= Job =
Please find all lines in the data that hold the string "하나님을" and copy them.

= Material provided =

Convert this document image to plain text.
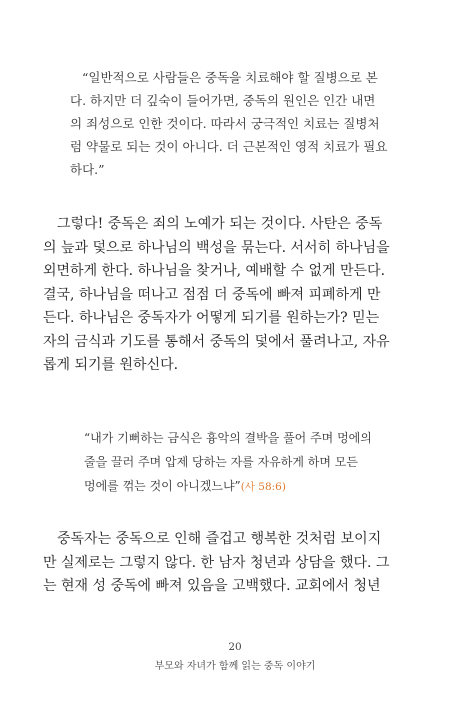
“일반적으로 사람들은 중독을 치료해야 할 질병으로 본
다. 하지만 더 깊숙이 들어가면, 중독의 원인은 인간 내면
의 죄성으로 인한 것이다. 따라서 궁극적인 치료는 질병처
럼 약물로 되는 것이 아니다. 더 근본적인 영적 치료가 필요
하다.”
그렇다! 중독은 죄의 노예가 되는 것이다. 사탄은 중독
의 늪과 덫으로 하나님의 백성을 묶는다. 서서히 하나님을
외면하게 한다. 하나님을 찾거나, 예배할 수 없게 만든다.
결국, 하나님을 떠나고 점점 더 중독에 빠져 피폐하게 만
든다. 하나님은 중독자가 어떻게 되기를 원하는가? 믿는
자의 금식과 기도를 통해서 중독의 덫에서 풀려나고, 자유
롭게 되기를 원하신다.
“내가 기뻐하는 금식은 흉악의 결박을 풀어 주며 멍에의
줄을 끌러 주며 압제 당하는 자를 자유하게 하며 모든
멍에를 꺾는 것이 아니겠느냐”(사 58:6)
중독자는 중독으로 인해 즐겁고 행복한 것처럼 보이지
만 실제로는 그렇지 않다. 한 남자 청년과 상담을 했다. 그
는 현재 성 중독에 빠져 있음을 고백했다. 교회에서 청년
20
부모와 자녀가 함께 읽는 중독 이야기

= Solution below =
의 늪과 덫으로 하나님의 백성을 묶는다. 서서히 하나님을
외면하게 한다. 하나님을 찾거나, 예배할 수 없게 만든다.
결국, 하나님을 떠나고 점점 더 중독에 빠져 피폐하게 만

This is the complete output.